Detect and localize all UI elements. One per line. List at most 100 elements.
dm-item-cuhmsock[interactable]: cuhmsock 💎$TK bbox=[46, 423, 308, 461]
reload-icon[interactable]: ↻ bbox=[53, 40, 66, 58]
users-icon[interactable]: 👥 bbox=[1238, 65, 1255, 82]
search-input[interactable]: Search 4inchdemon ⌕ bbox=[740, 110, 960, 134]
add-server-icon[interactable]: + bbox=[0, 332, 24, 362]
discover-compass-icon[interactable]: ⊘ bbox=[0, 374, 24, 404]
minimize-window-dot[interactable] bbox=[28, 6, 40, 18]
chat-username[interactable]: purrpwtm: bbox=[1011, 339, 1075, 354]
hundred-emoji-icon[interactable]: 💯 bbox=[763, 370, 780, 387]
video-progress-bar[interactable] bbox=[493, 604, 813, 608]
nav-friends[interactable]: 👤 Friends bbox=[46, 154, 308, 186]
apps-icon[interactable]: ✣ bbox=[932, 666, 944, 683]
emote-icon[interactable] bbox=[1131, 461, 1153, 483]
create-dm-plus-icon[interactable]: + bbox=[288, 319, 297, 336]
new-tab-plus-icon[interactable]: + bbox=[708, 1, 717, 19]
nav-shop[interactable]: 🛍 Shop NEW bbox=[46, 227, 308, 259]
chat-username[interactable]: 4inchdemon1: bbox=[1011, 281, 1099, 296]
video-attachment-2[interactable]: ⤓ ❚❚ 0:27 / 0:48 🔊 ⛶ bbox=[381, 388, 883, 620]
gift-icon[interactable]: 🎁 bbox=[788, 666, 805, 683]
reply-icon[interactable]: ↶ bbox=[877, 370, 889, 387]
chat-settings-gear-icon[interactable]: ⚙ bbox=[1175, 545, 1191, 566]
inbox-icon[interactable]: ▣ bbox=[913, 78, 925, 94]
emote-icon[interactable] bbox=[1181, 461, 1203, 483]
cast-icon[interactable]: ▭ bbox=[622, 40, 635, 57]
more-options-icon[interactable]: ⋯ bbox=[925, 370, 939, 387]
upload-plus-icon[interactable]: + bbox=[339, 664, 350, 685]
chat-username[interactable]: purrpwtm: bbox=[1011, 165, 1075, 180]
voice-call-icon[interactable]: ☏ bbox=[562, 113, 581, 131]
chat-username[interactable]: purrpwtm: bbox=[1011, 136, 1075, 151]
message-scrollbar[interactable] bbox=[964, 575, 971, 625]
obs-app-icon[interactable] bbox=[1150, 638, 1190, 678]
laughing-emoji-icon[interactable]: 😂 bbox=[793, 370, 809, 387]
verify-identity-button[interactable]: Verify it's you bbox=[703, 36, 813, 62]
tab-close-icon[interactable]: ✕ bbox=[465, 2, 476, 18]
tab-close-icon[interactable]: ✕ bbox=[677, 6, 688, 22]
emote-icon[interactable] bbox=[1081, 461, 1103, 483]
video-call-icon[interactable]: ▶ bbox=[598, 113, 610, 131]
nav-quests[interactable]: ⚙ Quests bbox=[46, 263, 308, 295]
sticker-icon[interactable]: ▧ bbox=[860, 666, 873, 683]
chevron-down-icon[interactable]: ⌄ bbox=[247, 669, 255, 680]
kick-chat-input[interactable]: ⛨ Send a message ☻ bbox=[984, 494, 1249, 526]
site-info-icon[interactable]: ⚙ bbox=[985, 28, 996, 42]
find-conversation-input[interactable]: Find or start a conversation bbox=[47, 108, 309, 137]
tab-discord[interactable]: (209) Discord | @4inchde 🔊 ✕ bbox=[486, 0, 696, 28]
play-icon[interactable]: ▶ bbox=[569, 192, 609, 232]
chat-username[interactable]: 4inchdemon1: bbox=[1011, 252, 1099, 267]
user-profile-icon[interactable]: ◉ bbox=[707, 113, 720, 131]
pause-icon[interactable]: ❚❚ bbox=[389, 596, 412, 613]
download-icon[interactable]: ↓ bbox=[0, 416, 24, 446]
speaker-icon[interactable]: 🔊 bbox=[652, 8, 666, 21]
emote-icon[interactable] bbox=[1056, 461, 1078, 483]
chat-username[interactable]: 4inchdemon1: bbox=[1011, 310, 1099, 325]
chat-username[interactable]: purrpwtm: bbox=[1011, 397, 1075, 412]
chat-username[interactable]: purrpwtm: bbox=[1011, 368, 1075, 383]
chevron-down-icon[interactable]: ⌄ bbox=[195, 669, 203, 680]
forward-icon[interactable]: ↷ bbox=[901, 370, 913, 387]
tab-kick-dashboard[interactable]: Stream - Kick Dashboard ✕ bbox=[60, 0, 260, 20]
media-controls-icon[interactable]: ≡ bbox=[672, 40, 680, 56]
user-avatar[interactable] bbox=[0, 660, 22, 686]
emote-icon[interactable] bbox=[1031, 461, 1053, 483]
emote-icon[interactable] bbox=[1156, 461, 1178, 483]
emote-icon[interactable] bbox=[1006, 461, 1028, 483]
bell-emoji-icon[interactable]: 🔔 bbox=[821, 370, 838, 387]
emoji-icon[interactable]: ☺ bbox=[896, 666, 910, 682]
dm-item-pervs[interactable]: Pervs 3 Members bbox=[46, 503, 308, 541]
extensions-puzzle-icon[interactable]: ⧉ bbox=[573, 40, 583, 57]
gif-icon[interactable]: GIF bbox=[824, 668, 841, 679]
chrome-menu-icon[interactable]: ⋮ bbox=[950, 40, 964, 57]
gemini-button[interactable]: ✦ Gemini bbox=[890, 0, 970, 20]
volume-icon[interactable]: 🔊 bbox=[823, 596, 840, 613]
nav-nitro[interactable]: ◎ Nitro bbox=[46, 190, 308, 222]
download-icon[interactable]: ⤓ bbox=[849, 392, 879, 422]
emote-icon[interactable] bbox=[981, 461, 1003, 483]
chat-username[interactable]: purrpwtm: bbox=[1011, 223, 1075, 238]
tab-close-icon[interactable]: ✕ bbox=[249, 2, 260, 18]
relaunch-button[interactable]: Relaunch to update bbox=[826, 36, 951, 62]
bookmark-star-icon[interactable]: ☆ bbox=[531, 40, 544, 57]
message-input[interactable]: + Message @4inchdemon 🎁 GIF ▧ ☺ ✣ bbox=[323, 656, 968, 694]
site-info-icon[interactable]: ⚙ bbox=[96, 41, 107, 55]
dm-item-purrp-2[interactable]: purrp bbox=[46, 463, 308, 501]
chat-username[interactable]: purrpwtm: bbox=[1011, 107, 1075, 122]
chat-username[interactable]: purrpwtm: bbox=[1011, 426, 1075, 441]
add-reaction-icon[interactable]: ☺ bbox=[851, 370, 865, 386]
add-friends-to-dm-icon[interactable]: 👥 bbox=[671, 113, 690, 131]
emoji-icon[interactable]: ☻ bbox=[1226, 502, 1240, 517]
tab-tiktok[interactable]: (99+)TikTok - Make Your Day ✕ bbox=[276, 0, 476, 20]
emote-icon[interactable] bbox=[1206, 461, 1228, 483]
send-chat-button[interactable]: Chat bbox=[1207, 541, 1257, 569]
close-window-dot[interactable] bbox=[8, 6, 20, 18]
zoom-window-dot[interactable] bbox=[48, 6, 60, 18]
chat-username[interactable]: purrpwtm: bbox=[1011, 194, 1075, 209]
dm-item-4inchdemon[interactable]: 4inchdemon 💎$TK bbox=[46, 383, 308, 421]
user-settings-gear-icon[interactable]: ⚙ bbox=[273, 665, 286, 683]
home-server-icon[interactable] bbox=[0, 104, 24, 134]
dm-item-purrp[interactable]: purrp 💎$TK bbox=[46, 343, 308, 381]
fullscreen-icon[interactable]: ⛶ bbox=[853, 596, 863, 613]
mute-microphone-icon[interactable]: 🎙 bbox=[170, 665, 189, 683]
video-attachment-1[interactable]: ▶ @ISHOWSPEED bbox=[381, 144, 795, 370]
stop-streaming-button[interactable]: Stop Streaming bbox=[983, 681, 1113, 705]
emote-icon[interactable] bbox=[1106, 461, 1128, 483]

THE TASK. Could you reproduce the records word for word, starting at their very beginning and ending with the line that contains "video-progress-bar[interactable] bbox=[493, 604, 813, 608]", including that line?

SOLUTION TO THE EXERCISE.
Detect and localize all UI elements. One per line. List at most 100 elements.
dm-item-cuhmsock[interactable]: cuhmsock 💎$TK bbox=[46, 423, 308, 461]
reload-icon[interactable]: ↻ bbox=[53, 40, 66, 58]
users-icon[interactable]: 👥 bbox=[1238, 65, 1255, 82]
search-input[interactable]: Search 4inchdemon ⌕ bbox=[740, 110, 960, 134]
add-server-icon[interactable]: + bbox=[0, 332, 24, 362]
discover-compass-icon[interactable]: ⊘ bbox=[0, 374, 24, 404]
minimize-window-dot[interactable] bbox=[28, 6, 40, 18]
chat-username[interactable]: purrpwtm: bbox=[1011, 339, 1075, 354]
hundred-emoji-icon[interactable]: 💯 bbox=[763, 370, 780, 387]
video-progress-bar[interactable] bbox=[493, 604, 813, 608]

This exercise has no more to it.